Chart and figure data

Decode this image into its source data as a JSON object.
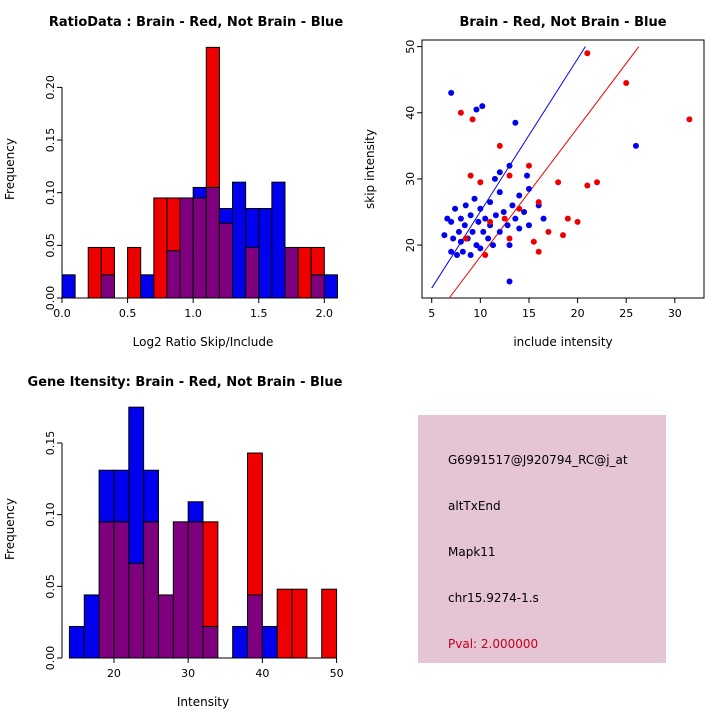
{
  "colors": {
    "red": "#EE0000",
    "blue": "#0000EE",
    "overlap": "#7F007F",
    "axis": "#000000",
    "info_bg": "#E5C4D4",
    "pval_text": "#C00020"
  },
  "chart_data": [
    {
      "type": "bar",
      "id": "ratio-histogram",
      "title": "RatioData : Brain - Red, Not Brain - Blue",
      "xlabel": "Log2 Ratio Skip/Include",
      "ylabel": "Frequency",
      "xlim": [
        0,
        2.15
      ],
      "ylim": [
        0,
        0.245
      ],
      "bin_width": 0.1,
      "bins": [
        0.0,
        0.1,
        0.2,
        0.3,
        0.4,
        0.5,
        0.6,
        0.7,
        0.8,
        0.9,
        1.0,
        1.1,
        1.2,
        1.3,
        1.4,
        1.5,
        1.6,
        1.7,
        1.8,
        1.9,
        2.0
      ],
      "xtick_vals": [
        0.0,
        0.5,
        1.0,
        1.5,
        2.0
      ],
      "xtick_labels": [
        "0.0",
        "0.5",
        "1.0",
        "1.5",
        "2.0"
      ],
      "ytick_vals": [
        0,
        0.05,
        0.1,
        0.15,
        0.2
      ],
      "ytick_labels": [
        "0.00",
        "0.05",
        "0.10",
        "0.15",
        "0.20"
      ],
      "series": [
        {
          "name": "Not Brain (blue)",
          "color": "blue",
          "values": [
            0.022,
            0,
            0,
            0.022,
            0,
            0,
            0.022,
            0,
            0.045,
            0.095,
            0.105,
            0.105,
            0.085,
            0.11,
            0.085,
            0.085,
            0.11,
            0.048,
            0,
            0.022,
            0.022
          ]
        },
        {
          "name": "Brain (red)",
          "color": "red",
          "values": [
            0,
            0,
            0.048,
            0.048,
            0,
            0.048,
            0,
            0.095,
            0.095,
            0.095,
            0.095,
            0.238,
            0.071,
            0,
            0.048,
            0,
            0,
            0.048,
            0.048,
            0.048,
            0
          ]
        }
      ]
    },
    {
      "type": "scatter",
      "id": "intensity-scatter",
      "title": "Brain - Red, Not Brain - Blue",
      "xlabel": "include intensity",
      "ylabel": "skip intensity",
      "xlim": [
        4,
        33
      ],
      "ylim": [
        12,
        51
      ],
      "xtick_vals": [
        5,
        10,
        15,
        20,
        25,
        30
      ],
      "xtick_labels": [
        "5",
        "10",
        "15",
        "20",
        "25",
        "30"
      ],
      "ytick_vals": [
        20,
        30,
        40,
        50
      ],
      "ytick_labels": [
        "20",
        "30",
        "40",
        "50"
      ],
      "series": [
        {
          "name": "Not Brain (blue)",
          "color": "blue",
          "points": [
            [
              6.3,
              21.5
            ],
            [
              6.6,
              24
            ],
            [
              7,
              19
            ],
            [
              7,
              23.5
            ],
            [
              7.2,
              21
            ],
            [
              7.4,
              25.5
            ],
            [
              7.6,
              18.5
            ],
            [
              7.8,
              22
            ],
            [
              8,
              20.5
            ],
            [
              8,
              24
            ],
            [
              8.2,
              19
            ],
            [
              8.4,
              23
            ],
            [
              8.5,
              26
            ],
            [
              8.7,
              21
            ],
            [
              9,
              18.5
            ],
            [
              9,
              24.5
            ],
            [
              9.2,
              22
            ],
            [
              9.4,
              27
            ],
            [
              9.6,
              20
            ],
            [
              9.8,
              23.5
            ],
            [
              10,
              19.5
            ],
            [
              10,
              25.5
            ],
            [
              10.3,
              22
            ],
            [
              10.5,
              24
            ],
            [
              10.8,
              21
            ],
            [
              11,
              23
            ],
            [
              11,
              26.5
            ],
            [
              11.3,
              20
            ],
            [
              11.6,
              24.5
            ],
            [
              12,
              22
            ],
            [
              12,
              28
            ],
            [
              12.4,
              25
            ],
            [
              12.8,
              23
            ],
            [
              13,
              20
            ],
            [
              13.3,
              26
            ],
            [
              13.6,
              24
            ],
            [
              14,
              22.5
            ],
            [
              14,
              27.5
            ],
            [
              14.5,
              25
            ],
            [
              15,
              23
            ],
            [
              15,
              28.5
            ],
            [
              16,
              26
            ],
            [
              16.5,
              24
            ],
            [
              12,
              31
            ],
            [
              13,
              32
            ],
            [
              11.5,
              30
            ],
            [
              14.8,
              30.5
            ],
            [
              7,
              43
            ],
            [
              9.6,
              40.5
            ],
            [
              10.2,
              41
            ],
            [
              13.6,
              38.5
            ],
            [
              26,
              35
            ],
            [
              13,
              14.5
            ]
          ]
        },
        {
          "name": "Brain (red)",
          "color": "red",
          "points": [
            [
              8,
              40
            ],
            [
              9.2,
              39
            ],
            [
              12,
              35
            ],
            [
              13,
              30.5
            ],
            [
              15,
              32
            ],
            [
              16,
              26.5
            ],
            [
              17,
              22
            ],
            [
              18,
              29.5
            ],
            [
              19,
              24
            ],
            [
              20,
              23.5
            ],
            [
              21,
              29
            ],
            [
              21,
              49
            ],
            [
              25,
              44.5
            ],
            [
              31.5,
              39
            ],
            [
              10,
              29.5
            ],
            [
              9,
              30.5
            ],
            [
              11,
              23.5
            ],
            [
              13,
              21
            ],
            [
              16,
              19
            ],
            [
              14,
              25.5
            ],
            [
              22,
              29.5
            ],
            [
              8.5,
              21
            ],
            [
              10.5,
              18.5
            ],
            [
              12.5,
              24
            ],
            [
              15.5,
              20.5
            ],
            [
              18.5,
              21.5
            ]
          ]
        }
      ],
      "lines": [
        {
          "color": "blue",
          "x1": 5.0,
          "y1": 13.5,
          "x2": 20.8,
          "y2": 50
        },
        {
          "color": "red",
          "x1": 6.8,
          "y1": 12.0,
          "x2": 26.3,
          "y2": 50
        }
      ]
    },
    {
      "type": "bar",
      "id": "gene-intensity-histogram",
      "title": "Gene Itensity: Brain - Red, Not Brain - Blue",
      "xlabel": "Intensity",
      "ylabel": "Frequency",
      "xlim": [
        13,
        51
      ],
      "ylim": [
        0,
        0.18
      ],
      "bin_width": 2,
      "bins": [
        14,
        16,
        18,
        20,
        22,
        24,
        26,
        28,
        30,
        32,
        34,
        36,
        38,
        40,
        42,
        44,
        46,
        48
      ],
      "xtick_vals": [
        20,
        30,
        40,
        50
      ],
      "xtick_labels": [
        "20",
        "30",
        "40",
        "50"
      ],
      "ytick_vals": [
        0,
        0.05,
        0.1,
        0.15
      ],
      "ytick_labels": [
        "0.00",
        "0.05",
        "0.10",
        "0.15"
      ],
      "series": [
        {
          "name": "Not Brain (blue)",
          "color": "blue",
          "values": [
            0.022,
            0.044,
            0.131,
            0.131,
            0.175,
            0.131,
            0.044,
            0.095,
            0.109,
            0.022,
            0,
            0.022,
            0.044,
            0.022,
            0,
            0,
            0,
            0
          ]
        },
        {
          "name": "Brain (red)",
          "color": "red",
          "values": [
            0,
            0,
            0.095,
            0.095,
            0.066,
            0.095,
            0.044,
            0.095,
            0.095,
            0.095,
            0,
            0,
            0.143,
            0,
            0.048,
            0.048,
            0,
            0.048
          ]
        }
      ]
    }
  ],
  "info_box": {
    "probe_id": "G6991517@J920794_RC@j_at",
    "event_type": "altTxEnd",
    "gene": "Mapk11",
    "location": "chr15.9274-1.s",
    "pval": "Pval: 2.000000"
  }
}
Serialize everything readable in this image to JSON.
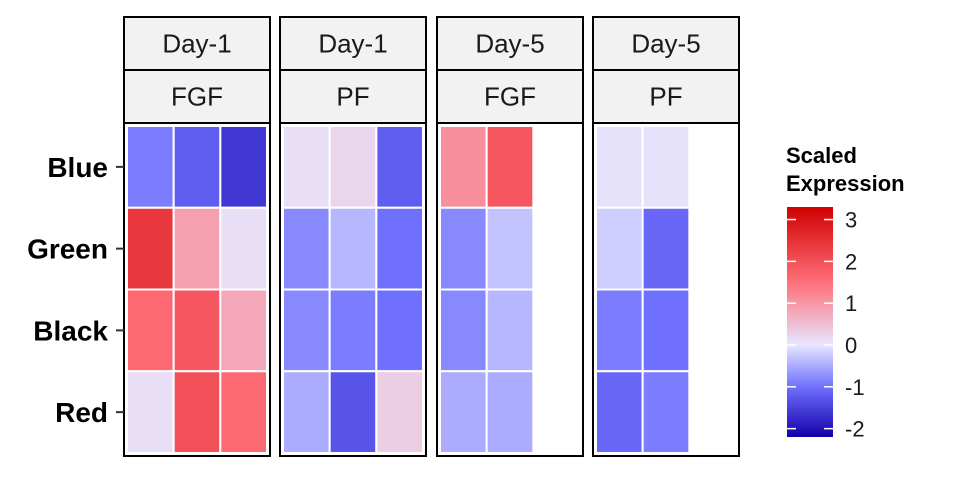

> _Task to carry out_:
Gather from the records above every line containing the string "xlabel".

> _Answer for this exercise_:
      "xlabel": "Log2 Ratio Skip/Include",
      "xlabel": "include intensity",
      "xlabel": "Intensity",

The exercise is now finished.